Records from a data collection:
>>>>>
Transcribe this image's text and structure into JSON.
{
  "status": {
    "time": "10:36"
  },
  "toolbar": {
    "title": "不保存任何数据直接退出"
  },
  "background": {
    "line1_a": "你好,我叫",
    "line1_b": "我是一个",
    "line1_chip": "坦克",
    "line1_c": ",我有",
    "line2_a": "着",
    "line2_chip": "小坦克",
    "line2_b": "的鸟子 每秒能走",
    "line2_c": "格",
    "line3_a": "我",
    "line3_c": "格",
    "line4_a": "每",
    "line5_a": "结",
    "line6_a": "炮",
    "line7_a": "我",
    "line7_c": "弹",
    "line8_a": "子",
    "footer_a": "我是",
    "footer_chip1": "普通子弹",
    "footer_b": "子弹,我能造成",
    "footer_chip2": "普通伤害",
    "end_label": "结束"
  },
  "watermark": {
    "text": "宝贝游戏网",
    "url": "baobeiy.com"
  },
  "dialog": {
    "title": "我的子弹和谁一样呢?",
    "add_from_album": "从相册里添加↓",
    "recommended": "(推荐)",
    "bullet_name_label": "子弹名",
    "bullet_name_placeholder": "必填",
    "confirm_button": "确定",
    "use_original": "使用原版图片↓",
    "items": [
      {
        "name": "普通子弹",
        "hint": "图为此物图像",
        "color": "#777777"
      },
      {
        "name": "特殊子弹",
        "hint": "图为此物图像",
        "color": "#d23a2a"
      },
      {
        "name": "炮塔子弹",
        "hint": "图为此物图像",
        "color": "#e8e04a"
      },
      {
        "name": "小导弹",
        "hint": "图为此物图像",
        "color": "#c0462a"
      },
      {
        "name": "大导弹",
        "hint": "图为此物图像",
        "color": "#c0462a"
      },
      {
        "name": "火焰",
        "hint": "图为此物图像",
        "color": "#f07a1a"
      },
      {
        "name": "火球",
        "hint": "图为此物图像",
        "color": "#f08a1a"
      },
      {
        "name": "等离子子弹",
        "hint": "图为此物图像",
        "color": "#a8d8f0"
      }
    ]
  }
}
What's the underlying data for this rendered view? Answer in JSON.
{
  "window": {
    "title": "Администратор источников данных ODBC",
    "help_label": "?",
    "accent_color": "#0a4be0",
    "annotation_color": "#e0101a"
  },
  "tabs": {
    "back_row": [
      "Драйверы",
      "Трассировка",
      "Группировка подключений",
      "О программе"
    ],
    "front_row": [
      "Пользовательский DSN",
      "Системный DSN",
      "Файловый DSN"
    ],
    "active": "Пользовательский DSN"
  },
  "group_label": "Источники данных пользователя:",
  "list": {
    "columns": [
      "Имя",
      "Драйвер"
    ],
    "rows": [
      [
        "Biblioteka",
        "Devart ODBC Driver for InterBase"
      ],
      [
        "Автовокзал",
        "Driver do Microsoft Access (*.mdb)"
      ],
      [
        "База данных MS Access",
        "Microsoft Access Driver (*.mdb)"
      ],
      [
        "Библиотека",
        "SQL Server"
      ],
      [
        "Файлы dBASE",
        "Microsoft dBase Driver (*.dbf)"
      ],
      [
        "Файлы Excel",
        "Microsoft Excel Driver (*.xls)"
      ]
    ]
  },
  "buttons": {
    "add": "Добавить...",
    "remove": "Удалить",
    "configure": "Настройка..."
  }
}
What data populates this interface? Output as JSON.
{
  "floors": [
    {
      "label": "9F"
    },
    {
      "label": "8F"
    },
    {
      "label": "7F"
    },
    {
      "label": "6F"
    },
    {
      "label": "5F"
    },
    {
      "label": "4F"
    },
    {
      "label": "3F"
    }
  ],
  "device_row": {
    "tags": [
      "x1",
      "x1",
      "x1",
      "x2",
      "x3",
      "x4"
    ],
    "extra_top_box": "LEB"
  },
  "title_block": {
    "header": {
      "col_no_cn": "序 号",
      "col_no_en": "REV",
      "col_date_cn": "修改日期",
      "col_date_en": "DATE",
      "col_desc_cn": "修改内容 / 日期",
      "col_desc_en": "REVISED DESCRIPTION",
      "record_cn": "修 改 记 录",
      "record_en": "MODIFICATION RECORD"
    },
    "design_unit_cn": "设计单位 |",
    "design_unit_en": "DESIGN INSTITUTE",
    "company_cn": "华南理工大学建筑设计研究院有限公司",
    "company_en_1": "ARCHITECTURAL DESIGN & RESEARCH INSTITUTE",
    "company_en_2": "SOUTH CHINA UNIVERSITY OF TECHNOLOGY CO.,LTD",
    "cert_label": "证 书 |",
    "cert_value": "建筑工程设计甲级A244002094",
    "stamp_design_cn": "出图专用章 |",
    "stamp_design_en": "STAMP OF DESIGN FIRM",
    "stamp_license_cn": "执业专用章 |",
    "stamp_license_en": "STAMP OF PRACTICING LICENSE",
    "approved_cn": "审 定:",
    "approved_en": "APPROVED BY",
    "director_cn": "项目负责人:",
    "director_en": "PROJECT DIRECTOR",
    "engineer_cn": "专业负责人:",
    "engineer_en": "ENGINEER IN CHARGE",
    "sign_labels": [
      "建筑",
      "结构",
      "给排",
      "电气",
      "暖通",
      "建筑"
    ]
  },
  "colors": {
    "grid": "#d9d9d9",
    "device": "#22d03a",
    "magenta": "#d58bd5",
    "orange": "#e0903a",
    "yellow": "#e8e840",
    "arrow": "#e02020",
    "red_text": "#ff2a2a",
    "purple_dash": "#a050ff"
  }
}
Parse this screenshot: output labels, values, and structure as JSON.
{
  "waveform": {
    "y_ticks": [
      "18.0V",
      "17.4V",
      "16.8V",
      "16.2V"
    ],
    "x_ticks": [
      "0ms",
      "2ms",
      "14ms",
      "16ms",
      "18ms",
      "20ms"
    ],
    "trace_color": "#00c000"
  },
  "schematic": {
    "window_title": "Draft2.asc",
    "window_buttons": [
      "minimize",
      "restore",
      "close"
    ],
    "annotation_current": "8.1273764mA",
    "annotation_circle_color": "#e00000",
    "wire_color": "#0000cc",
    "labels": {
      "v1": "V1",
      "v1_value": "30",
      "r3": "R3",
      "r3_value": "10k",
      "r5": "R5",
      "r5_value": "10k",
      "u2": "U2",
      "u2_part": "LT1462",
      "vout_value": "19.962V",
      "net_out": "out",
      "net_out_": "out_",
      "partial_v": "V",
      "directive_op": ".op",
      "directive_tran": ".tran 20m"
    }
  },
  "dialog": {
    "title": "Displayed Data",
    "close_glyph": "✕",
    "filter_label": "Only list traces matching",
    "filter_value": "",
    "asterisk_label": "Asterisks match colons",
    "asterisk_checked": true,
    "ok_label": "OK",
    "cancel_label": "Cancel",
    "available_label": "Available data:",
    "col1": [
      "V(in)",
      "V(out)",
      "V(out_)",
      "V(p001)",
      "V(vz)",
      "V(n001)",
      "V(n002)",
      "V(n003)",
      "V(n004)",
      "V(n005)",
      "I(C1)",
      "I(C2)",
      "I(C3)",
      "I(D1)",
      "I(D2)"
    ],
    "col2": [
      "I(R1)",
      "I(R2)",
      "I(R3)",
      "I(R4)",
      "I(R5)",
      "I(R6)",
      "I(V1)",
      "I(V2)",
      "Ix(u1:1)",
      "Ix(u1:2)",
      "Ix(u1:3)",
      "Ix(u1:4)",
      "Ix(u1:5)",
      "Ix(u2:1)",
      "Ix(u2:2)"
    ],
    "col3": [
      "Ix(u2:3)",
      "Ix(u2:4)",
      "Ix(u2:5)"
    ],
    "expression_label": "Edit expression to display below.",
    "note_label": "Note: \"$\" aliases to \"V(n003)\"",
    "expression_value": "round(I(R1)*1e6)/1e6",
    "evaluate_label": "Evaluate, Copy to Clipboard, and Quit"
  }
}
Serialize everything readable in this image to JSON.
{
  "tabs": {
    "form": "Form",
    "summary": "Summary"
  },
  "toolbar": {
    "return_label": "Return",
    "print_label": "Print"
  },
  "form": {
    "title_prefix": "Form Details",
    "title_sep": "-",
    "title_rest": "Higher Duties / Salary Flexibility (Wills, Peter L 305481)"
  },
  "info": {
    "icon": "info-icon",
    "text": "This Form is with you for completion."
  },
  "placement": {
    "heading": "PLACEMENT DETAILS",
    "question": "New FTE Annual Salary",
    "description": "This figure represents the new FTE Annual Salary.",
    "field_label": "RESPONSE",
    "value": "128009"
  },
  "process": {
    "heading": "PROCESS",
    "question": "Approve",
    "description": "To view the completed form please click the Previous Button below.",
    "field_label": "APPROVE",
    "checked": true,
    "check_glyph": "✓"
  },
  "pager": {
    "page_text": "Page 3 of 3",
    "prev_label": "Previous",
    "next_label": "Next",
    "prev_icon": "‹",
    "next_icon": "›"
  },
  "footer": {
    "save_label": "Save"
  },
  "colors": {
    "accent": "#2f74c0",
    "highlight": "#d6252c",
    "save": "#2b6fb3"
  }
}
<<<<<
Using the material above, state how many lines include the string "question". Answer with a single number.

* EXERCISE RESULT *
2